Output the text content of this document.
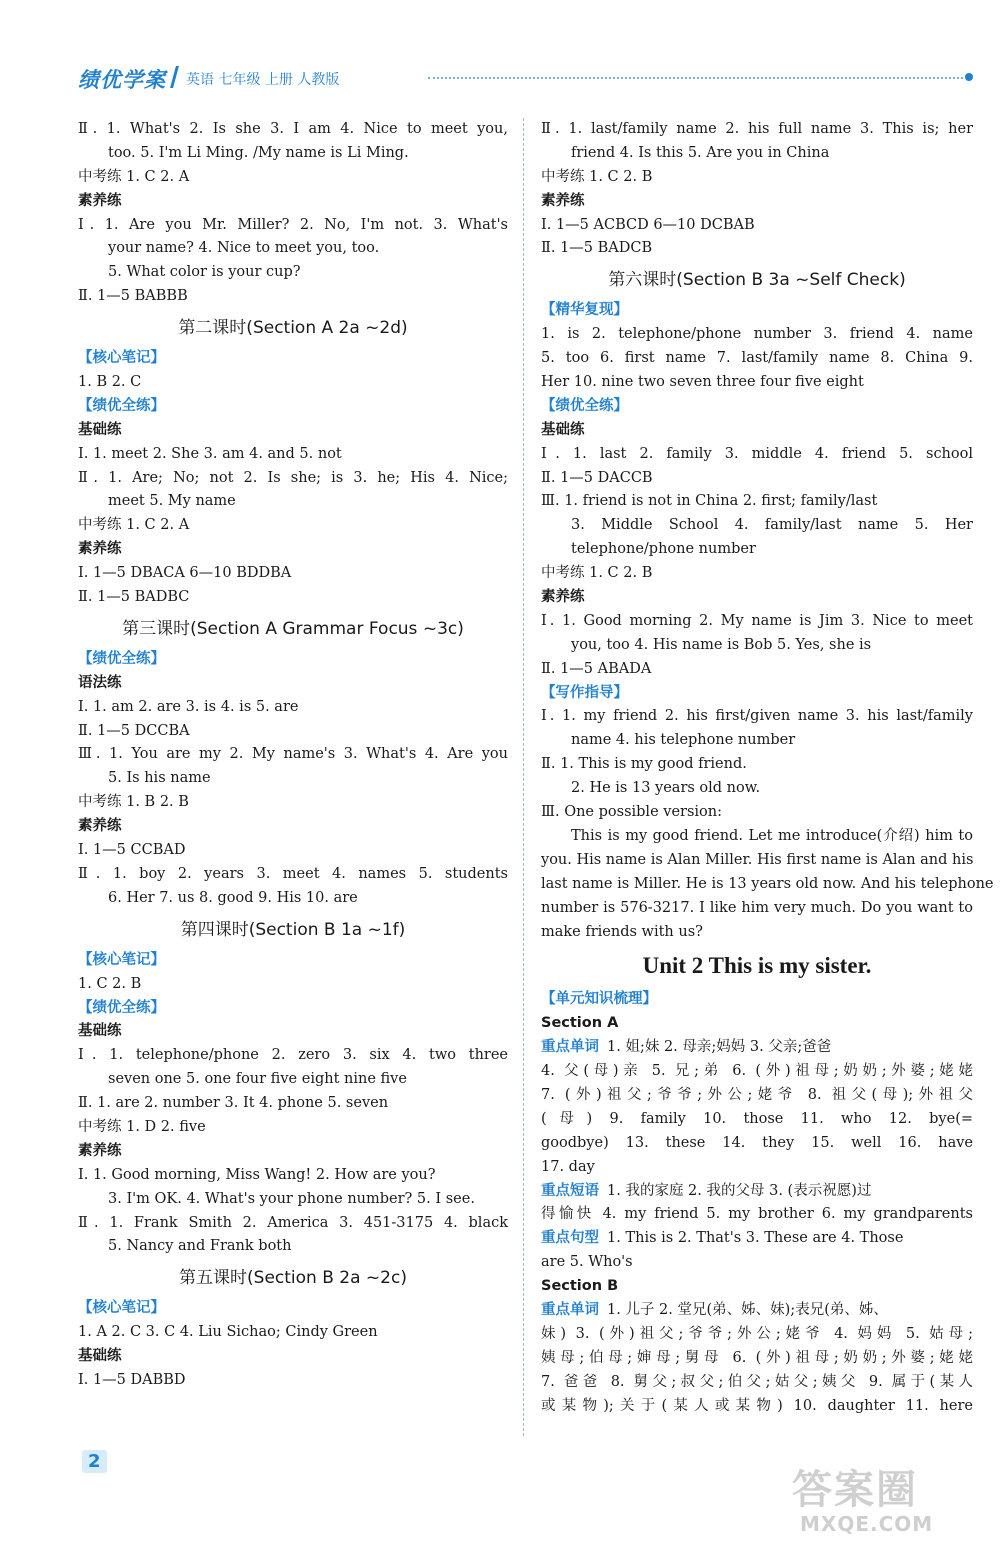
绩优学案 英语 七年级 上册 人教版
Ⅱ. 1. What's 2. Is she 3. I am 4. Nice to meet you,
too. 5. I'm Li Ming. /My name is Li Ming.
中考练 1. C 2. A
素养练
Ⅰ. 1. Are you Mr. Miller? 2. No, I'm not. 3. What's
your name? 4. Nice to meet you, too.
5. What color is your cup?
Ⅱ. 1—5 BABBB
第二课时(Section A 2a ~2d)
【核心笔记】
1. B 2. C
【绩优全练】
基础练
Ⅰ. 1. meet 2. She 3. am 4. and 5. not
Ⅱ. 1. Are; No; not 2. Is she; is 3. he; His 4. Nice;
meet 5. My name
中考练 1. C 2. A
素养练
Ⅰ. 1—5 DBACA 6—10 BDDBA
Ⅱ. 1—5 BADBC
第三课时(Section A Grammar Focus ~3c)
【绩优全练】
语法练
Ⅰ. 1. am 2. are 3. is 4. is 5. are
Ⅱ. 1—5 DCCBA
Ⅲ. 1. You are my 2. My name's 3. What's 4. Are you
5. Is his name
中考练 1. B 2. B
素养练
Ⅰ. 1—5 CCBAD
Ⅱ. 1. boy 2. years 3. meet 4. names 5. students
6. Her 7. us 8. good 9. His 10. are
第四课时(Section B 1a ~1f)
【核心笔记】
1. C 2. B
【绩优全练】
基础练
Ⅰ. 1. telephone/phone 2. zero 3. six 4. two three
seven one 5. one four five eight nine five
Ⅱ. 1. are 2. number 3. It 4. phone 5. seven
中考练 1. D 2. five
素养练
Ⅰ. 1. Good morning, Miss Wang! 2. How are you?
3. I'm OK. 4. What's your phone number? 5. I see.
Ⅱ. 1. Frank Smith 2. America 3. 451-3175 4. black
5. Nancy and Frank both
第五课时(Section B 2a ~2c)
【核心笔记】
1. A 2. C 3. C 4. Liu Sichao; Cindy Green
基础练
Ⅰ. 1—5 DABBD
Ⅱ. 1. last/family name 2. his full name 3. This is; her
friend 4. Is this 5. Are you in China
中考练 1. C 2. B
素养练
Ⅰ. 1—5 ACBCD 6—10 DCBAB
Ⅱ. 1—5 BADCB
第六课时(Section B 3a ~Self Check)
【精华复现】
1. is 2. telephone/phone number 3. friend 4. name
5. too 6. first name 7. last/family name 8. China 9.
Her 10. nine two seven three four five eight
【绩优全练】
基础练
Ⅰ. 1. last 2. family 3. middle 4. friend 5. school
Ⅱ. 1—5 DACCB
Ⅲ. 1. friend is not in China 2. first; family/last
3. Middle School 4. family/last name 5. Her
telephone/phone number
中考练 1. C 2. B
素养练
Ⅰ. 1. Good morning 2. My name is Jim 3. Nice to meet
you, too 4. His name is Bob 5. Yes, she is
Ⅱ. 1—5 ABADA
【写作指导】
Ⅰ. 1. my friend 2. his first/given name 3. his last/family
name 4. his telephone number
Ⅱ. 1. This is my good friend.
2. He is 13 years old now.
Ⅲ. One possible version:
This is my good friend. Let me introduce(介绍) him to
you. His name is Alan Miller. His first name is Alan and his
last name is Miller. He is 13 years old now. And his telephone
number is 576-3217. I like him very much. Do you want to
make friends with us?
Unit 2 This is my sister.
【单元知识梳理】
Section A
重点单词 1. 姐;妹 2. 母亲;妈妈 3. 父亲;爸爸
4. 父(母)亲 5. 兄;弟 6. (外)祖母;奶奶;外婆;姥姥
7. (外)祖父;爷爷;外公;姥爷 8. 祖父(母);外祖父
(母) 9. family 10. those 11. who 12. bye(=
goodbye) 13. these 14. they 15. well 16. have
17. day
重点短语 1. 我的家庭 2. 我的父母 3. (表示祝愿)过
得愉快 4. my friend 5. my brother 6. my grandparents
重点句型 1. This is 2. That's 3. These are 4. Those
are 5. Who's
Section B
重点单词 1. 儿子 2. 堂兄(弟、姊、妹);表兄(弟、姊、
妹) 3. (外)祖父;爷爷;外公;姥爷 4. 妈妈 5. 姑母;
姨母;伯母;婶母;舅母 6. (外)祖母;奶奶;外婆;姥姥
7. 爸爸 8. 舅父;叔父;伯父;姑父;姨父 9. 属于(某人
或某物);关于(某人或某物) 10. daughter 11. here
2
答案圈
MXQE.COM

Your instructions:
Extract all lines from the material above that include the word "重点单词".

Output below:
重点单词 1. 姐;妹 2. 母亲;妈妈 3. 父亲;爸爸
重点单词 1. 儿子 2. 堂兄(弟、姊、妹);表兄(弟、姊、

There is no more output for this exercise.